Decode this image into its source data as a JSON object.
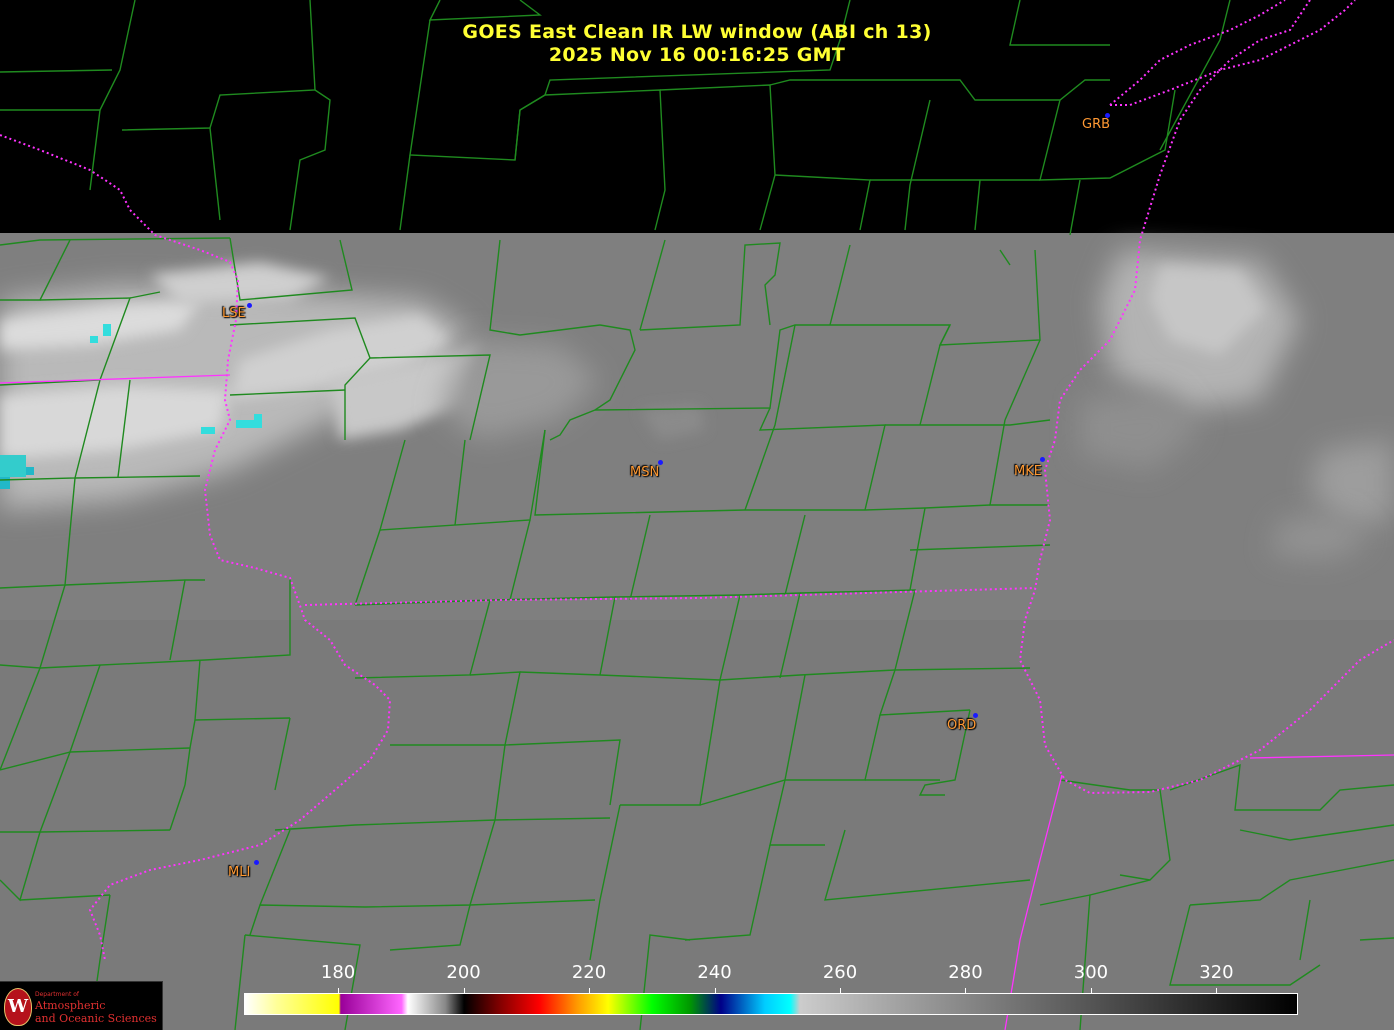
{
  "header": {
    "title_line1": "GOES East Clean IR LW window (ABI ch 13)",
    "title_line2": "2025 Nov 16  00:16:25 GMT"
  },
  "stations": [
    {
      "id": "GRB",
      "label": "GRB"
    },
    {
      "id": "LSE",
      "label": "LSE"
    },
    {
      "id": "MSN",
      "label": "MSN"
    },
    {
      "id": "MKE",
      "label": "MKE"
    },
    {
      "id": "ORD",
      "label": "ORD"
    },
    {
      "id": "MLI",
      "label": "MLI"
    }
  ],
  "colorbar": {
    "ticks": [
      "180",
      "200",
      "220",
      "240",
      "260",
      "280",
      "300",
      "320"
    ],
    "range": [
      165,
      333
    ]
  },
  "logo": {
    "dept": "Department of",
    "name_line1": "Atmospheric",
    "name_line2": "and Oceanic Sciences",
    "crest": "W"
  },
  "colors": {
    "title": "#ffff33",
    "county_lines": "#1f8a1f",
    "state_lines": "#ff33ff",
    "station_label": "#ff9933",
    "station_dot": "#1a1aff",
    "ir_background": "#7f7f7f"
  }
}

◆ ◆ ◆ ◆

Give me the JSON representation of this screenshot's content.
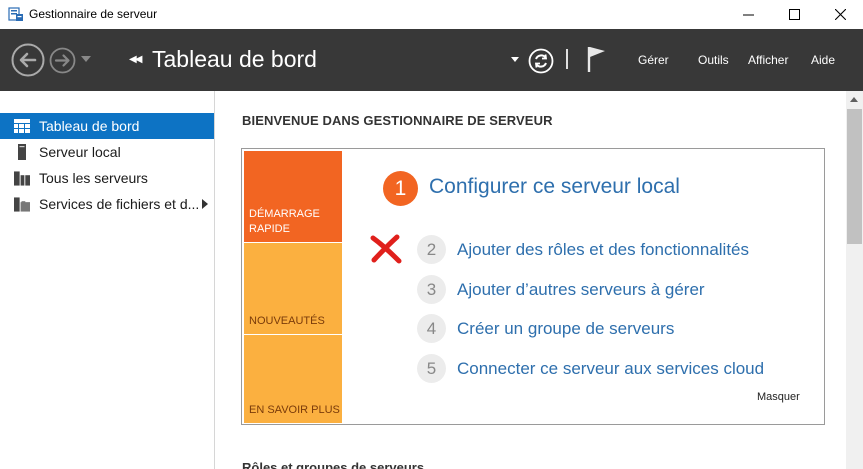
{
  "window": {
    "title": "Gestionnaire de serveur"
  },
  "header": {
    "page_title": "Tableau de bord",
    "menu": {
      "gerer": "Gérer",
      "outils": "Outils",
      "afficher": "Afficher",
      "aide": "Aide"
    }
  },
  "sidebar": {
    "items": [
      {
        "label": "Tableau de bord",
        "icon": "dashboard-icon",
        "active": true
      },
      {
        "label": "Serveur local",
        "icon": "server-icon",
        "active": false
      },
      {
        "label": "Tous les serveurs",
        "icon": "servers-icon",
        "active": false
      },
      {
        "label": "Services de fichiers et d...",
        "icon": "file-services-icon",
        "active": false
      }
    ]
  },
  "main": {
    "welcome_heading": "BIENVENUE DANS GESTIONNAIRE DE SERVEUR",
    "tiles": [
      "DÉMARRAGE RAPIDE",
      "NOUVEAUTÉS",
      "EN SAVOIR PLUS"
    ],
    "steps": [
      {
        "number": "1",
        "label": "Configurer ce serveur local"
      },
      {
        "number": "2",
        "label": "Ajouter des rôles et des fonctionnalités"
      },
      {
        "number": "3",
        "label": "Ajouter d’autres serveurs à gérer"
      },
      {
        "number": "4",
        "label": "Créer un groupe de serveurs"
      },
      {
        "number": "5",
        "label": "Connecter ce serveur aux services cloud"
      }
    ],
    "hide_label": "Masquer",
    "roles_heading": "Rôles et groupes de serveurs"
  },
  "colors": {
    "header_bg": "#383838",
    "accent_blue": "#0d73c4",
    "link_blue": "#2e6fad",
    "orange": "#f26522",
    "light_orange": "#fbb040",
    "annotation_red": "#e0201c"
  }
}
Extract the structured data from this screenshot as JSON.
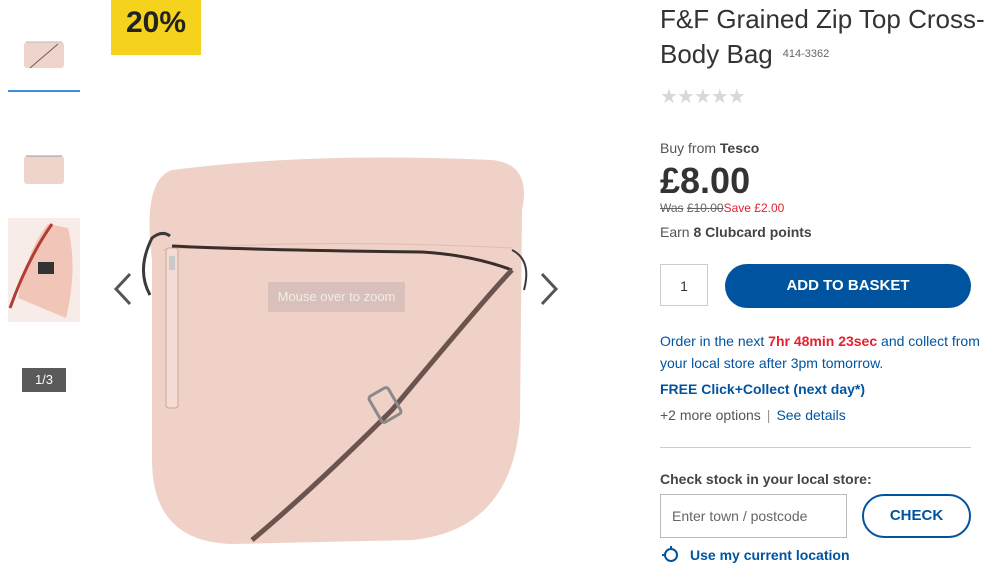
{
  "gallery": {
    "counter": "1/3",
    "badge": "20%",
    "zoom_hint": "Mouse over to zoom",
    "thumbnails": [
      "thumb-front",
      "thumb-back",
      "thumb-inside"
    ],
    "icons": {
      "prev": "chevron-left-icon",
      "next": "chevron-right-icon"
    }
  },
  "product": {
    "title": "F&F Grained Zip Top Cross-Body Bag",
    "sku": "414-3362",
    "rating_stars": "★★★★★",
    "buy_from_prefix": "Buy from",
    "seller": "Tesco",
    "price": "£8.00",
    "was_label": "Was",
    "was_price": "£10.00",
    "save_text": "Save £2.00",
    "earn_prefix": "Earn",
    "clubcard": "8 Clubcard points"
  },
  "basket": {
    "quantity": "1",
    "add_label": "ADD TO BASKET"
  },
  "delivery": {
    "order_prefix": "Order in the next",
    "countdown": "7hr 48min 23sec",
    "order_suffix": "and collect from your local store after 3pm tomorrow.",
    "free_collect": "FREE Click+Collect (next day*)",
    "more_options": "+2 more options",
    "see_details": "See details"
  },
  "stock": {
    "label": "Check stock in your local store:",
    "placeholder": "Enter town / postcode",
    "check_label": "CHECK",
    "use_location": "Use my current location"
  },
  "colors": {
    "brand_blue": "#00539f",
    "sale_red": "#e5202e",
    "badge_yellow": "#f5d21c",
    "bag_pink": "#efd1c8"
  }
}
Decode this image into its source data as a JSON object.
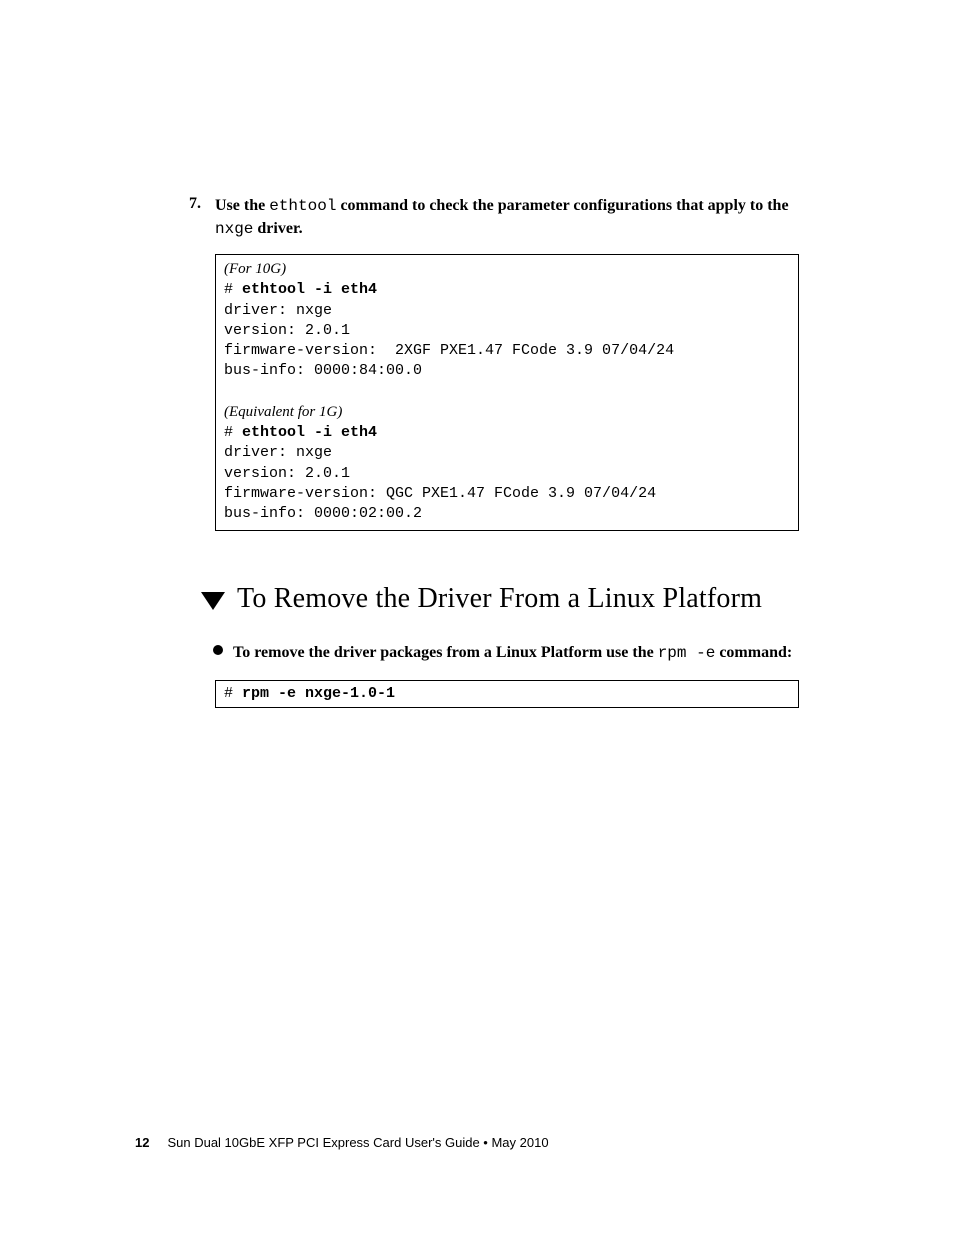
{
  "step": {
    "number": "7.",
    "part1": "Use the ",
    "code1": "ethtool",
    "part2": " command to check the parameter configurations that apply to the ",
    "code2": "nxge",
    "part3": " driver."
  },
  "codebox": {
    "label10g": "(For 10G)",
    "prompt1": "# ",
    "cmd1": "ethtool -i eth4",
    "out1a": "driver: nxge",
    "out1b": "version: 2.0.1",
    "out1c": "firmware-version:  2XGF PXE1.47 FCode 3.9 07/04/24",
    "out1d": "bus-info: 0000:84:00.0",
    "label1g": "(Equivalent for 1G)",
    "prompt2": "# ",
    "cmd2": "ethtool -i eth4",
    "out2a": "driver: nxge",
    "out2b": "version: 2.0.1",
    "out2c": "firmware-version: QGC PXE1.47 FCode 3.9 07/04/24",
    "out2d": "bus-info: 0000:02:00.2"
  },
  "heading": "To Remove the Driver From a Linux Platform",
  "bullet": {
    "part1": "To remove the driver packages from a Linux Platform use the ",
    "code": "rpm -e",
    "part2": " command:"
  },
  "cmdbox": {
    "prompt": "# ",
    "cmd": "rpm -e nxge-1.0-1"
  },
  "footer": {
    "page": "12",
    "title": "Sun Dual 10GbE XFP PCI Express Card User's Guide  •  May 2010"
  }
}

◆ ◆ ◆ ◆

Problem requirements →
Pull every line containing the word "this" out of the entries above.

Full output →
Decode this image into its source data as a JSON object.
Give me the JSON representation of this screenshot's content.
Extract the structured data from this screenshot as JSON.
Decode this image into its source data as a JSON object.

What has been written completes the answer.